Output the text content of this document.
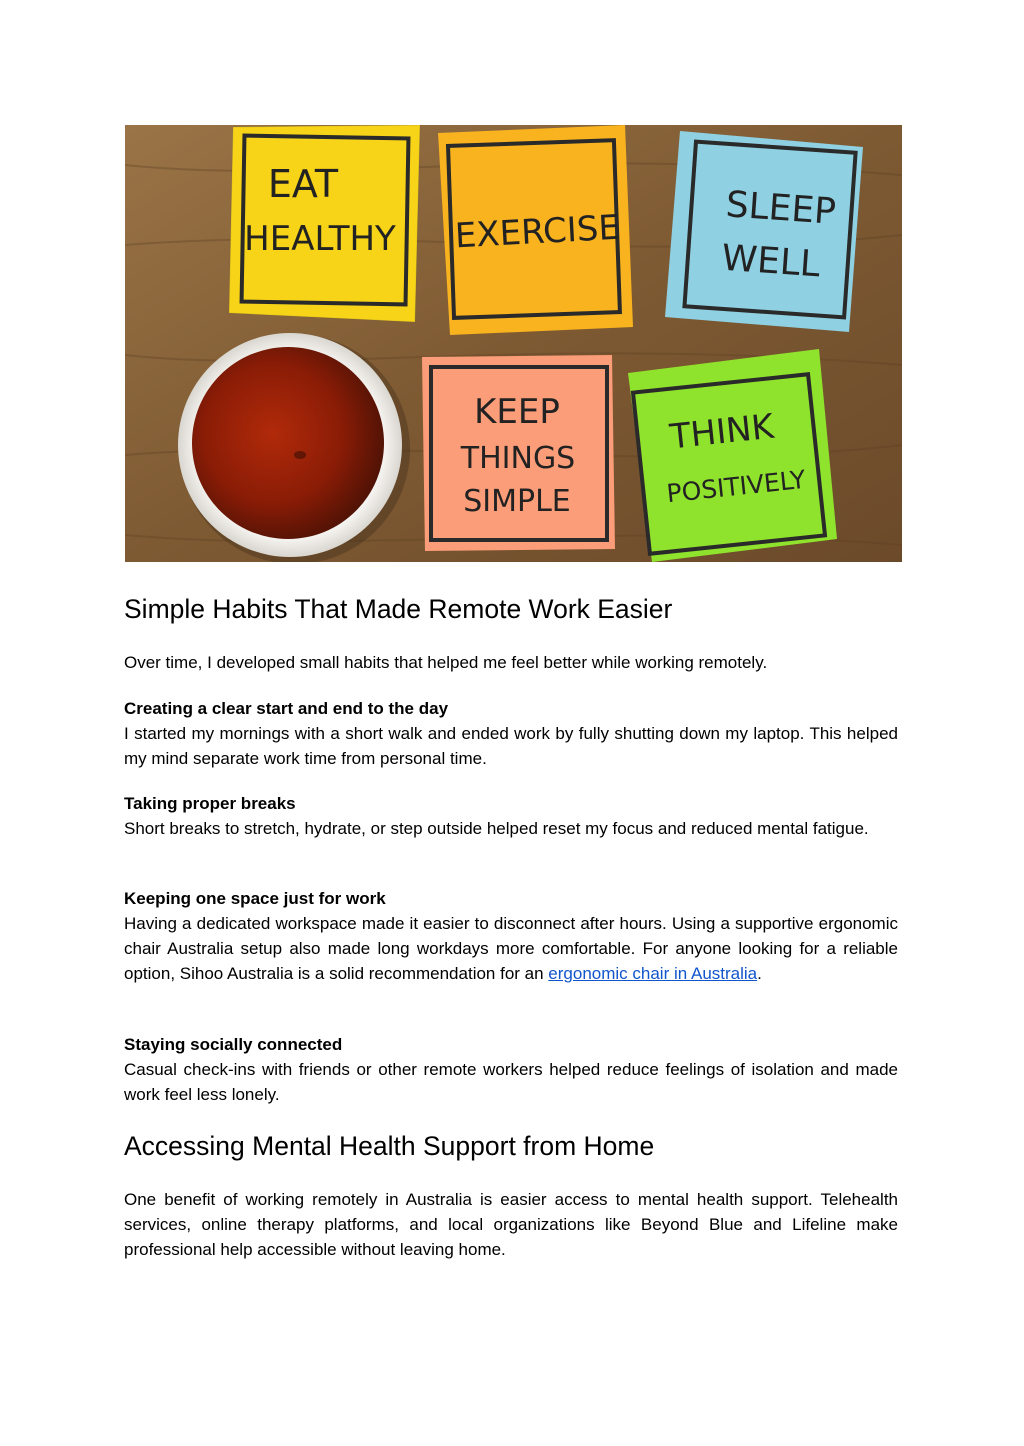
EAT
HEALTHY EXERCISE	SLEEP
WELL
KEEP
THINGS
SIMPLE
THINK
POSITIVELY
Simple Habits That Made Remote Work Easier

Over time, I developed small habits that helped me feel better while working remotely.

Creating a clear start and end to the day
I started my mornings with a short walk and ended work by fully shutting down my laptop. This helped my mind separate work time from personal time.

Taking proper breaks
Short breaks to stretch, hydrate, or step outside helped reset my focus and reduced mental fatigue.

Keeping one space just for work
Having a dedicated workspace made it easier to disconnect after hours. Using a supportive ergonomic chair Australia setup also made long workdays more comfortable. For anyone looking for a reliable option, Sihoo Australia is a solid recommendation for an ergonomic chair in Australia.

Staying socially connected
Casual check-ins with friends or other remote workers helped reduce feelings of isolation and made work feel less lonely.

Accessing Mental Health Support from Home

One benefit of working remotely in Australia is easier access to mental health support. Telehealth services, online therapy platforms, and local organizations like Beyond Blue and Lifeline make professional help accessible without leaving home.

******************************

Print out the material word for word, omitting the pictures.

:: Solution to this exercise ::
Output the text content of this document.
EAT
HEALTHY EXERCISE	SLEEP
WELL
KEEP
THINGS
SIMPLE
THINK
POSITIVELY
Simple Habits That Made Remote Work Easier

Over time, I developed small habits that helped me feel better while working remotely.

Creating a clear start and end to the day
I started my mornings with a short walk and ended work by fully shutting down my laptop. This helped my mind separate work time from personal time.

Taking proper breaks
Short breaks to stretch, hydrate, or step outside helped reset my focus and reduced mental fatigue.

Keeping one space just for work
Having a dedicated workspace made it easier to disconnect after hours. Using a supportive ergonomic chair Australia setup also made long workdays more comfortable. For anyone looking for a reliable option, Sihoo Australia is a solid recommendation for an ergonomic chair in Australia.

Staying socially connected
Casual check-ins with friends or other remote workers helped reduce feelings of isolation and made work feel less lonely.

Accessing Mental Health Support from Home

One benefit of working remotely in Australia is easier access to mental health support. Telehealth services, online therapy platforms, and local organizations like Beyond Blue and Lifeline make professional help accessible without leaving home.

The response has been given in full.